## PROMPT
Render these rows as a two-column CSV with the headers "description" and "locations," giving one line per row: the description text and its answer, each in a single quoted field with line breaks replaced by spaces. Cover every row and leave the pictures out.

## Stored rows
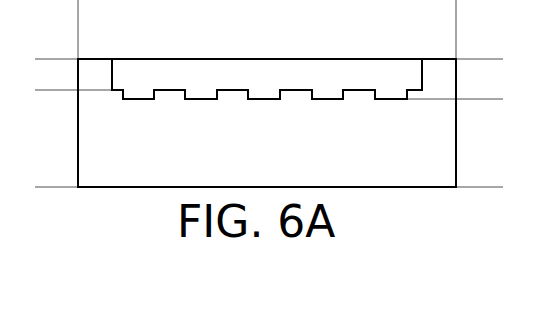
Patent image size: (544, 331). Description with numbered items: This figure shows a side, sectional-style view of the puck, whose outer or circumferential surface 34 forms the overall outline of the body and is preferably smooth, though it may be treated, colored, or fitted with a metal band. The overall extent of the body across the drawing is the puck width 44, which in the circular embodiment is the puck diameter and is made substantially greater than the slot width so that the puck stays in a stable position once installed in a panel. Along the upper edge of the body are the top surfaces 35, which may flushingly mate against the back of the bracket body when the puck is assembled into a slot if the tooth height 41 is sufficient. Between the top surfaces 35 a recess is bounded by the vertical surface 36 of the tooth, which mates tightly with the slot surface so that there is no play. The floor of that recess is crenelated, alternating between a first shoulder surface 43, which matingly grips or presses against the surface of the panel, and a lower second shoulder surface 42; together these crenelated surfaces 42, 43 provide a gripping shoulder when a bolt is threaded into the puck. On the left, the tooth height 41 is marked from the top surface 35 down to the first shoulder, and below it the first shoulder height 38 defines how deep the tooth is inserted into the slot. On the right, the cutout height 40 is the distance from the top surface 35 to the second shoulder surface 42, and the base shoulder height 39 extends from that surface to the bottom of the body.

The outer surface 34 is at (252, 162).
The top surface 35 is at (408, 52).
The vertical surface 36 is at (142, 72).
The first shoulder height 38 is at (42, 187).
The base shoulder height 39 is at (494, 99).
The cutout height 40 is at (494, 36).
The tooth height 41 is at (42, 128).
The second shoulder surface 42 is at (328, 92).
The first shoulder surface 43 is at (235, 84).
The puck width 44 is at (456, 6).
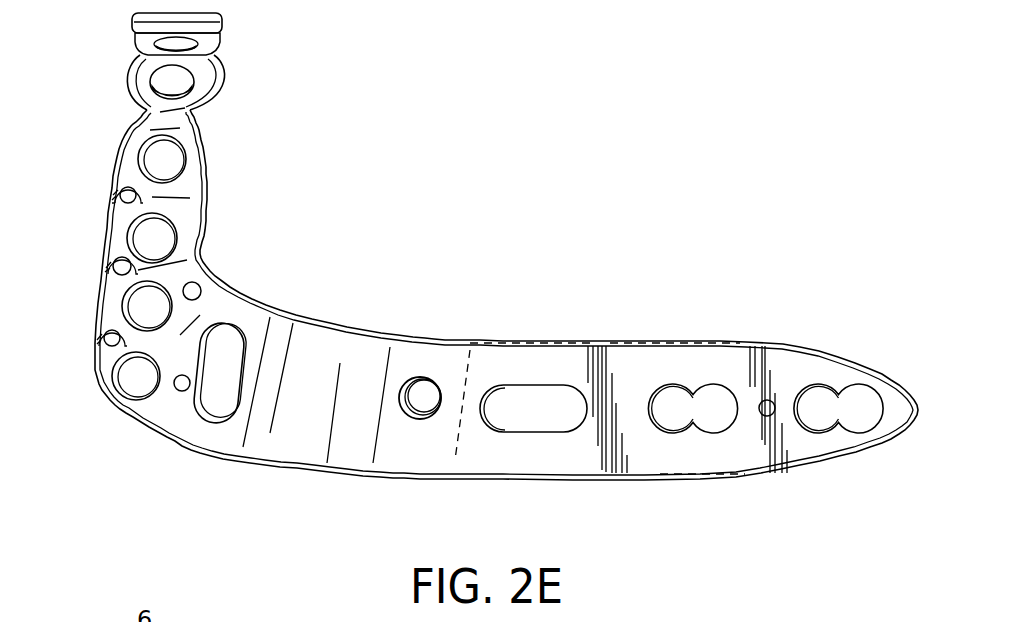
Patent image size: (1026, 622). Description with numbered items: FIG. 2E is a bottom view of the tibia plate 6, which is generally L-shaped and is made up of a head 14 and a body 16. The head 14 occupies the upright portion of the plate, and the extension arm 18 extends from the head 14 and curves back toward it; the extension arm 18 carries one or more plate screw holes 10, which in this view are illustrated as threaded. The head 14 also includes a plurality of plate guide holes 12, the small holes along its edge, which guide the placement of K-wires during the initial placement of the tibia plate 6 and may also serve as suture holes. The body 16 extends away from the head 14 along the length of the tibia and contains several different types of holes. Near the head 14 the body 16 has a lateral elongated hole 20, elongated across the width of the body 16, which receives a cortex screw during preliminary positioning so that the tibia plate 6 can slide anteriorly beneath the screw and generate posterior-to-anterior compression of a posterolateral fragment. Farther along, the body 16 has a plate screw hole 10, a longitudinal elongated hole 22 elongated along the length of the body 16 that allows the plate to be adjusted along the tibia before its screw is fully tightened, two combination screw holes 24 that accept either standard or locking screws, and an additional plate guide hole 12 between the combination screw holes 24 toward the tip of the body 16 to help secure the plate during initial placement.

The tibia plate 6 is at (603, 195).
The plate screw hole 10 is at (152, 157).
The plate guide hole 12 is at (123, 197).
The head 14 is at (107, 393).
The body 16 is at (565, 457).
The extension arm 18 is at (215, 78).
The lateral elongated hole 20 is at (230, 362).
The longitudinal elongated hole 22 is at (535, 403).
The combination screw hole 24 is at (703, 410).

## CORRECT RESULT
description,locations
"Patent image size: (544, 331). Description with numbered items: This figure shows a side, sectional-style view of the puck, whose outer or circumferential surface 34 forms the overall outline of the body and is preferably smooth, though it may be treated, colored, or fitted with a metal band. The overall extent of the body across the drawing is the puck width 44, which in the circular embodiment is the puck diameter and is made substantially greater than the slot width so that the puck stays in a stable position once installed in a panel. Along the upper edge of the body are the top surfaces 35, which may flushingly mate against the back of the bracket body when the puck is assembled into a slot if the tooth height 41 is sufficient. Between the top surfaces 35 a recess is bounded by the vertical surface 36 of the tooth, which mates tightly with the slot surface so that there is no play. The floor of that recess is crenelated, alternating between a first shoulder surface 43, which matingly grips or presses against the surface of the panel, and a lower second shoulder surface 42; together these crenelated surfaces 42, 43 provide a gripping shoulder when a bolt is threaded into the puck. On the left, the tooth height 41 is marked from the top surface 35 down to the first shoulder, and below it the first shoulder height 38 defines how deep the tooth is inserted into the slot. On the right, the cutout height 40 is the distance from the top surface 35 to the second shoulder surface 42, and the base shoulder height 39 extends from that surface to the bottom of the body.","The outer surface 34 is at (252, 162). The top surface 35 is at (408, 52). The vertical surface 36 is at (142, 72). The first shoulder height 38 is at (42, 187). The base shoulder height 39 is at (494, 99). The cutout height 40 is at (494, 36). The tooth height 41 is at (42, 128). The second shoulder surface 42 is at (328, 92). The first shoulder surface 43 is at (235, 84). The puck width 44 is at (456, 6)."
"Patent image size: (1026, 622). Description with numbered items: FIG. 2E is a bottom view of the tibia plate 6, which is generally L-shaped and is made up of a head 14 and a body 16. The head 14 occupies the upright portion of the plate, and the extension arm 18 extends from the head 14 and curves back toward it; the extension arm 18 carries one or more plate screw holes 10, which in this view are illustrated as threaded. The head 14 also includes a plurality of plate guide holes 12, the small holes along its edge, which guide the placement of K-wires during the initial placement of the tibia plate 6 and may also serve as suture holes. The body 16 extends away from the head 14 along the length of the tibia and contains several different types of holes. Near the head 14 the body 16 has a lateral elongated hole 20, elongated across the width of the body 16, which receives a cortex screw during preliminary positioning so that the tibia plate 6 can slide anteriorly beneath the screw and generate posterior-to-anterior compression of a posterolateral fragment. Farther along, the body 16 has a plate screw hole 10, a longitudinal elongated hole 22 elongated along the length of the body 16 that allows the plate to be adjusted along the tibia before its screw is fully tightened, two combination screw holes 24 that accept either standard or locking screws, and an additional plate guide hole 12 between the combination screw holes 24 toward the tip of the body 16 to help secure the plate during initial placement.","The tibia plate 6 is at (603, 195). The plate screw hole 10 is at (152, 157). The plate guide hole 12 is at (123, 197). The head 14 is at (107, 393). The body 16 is at (565, 457). The extension arm 18 is at (215, 78). The lateral elongated hole 20 is at (230, 362). The longitudinal elongated hole 22 is at (535, 403). The combination screw hole 24 is at (703, 410)."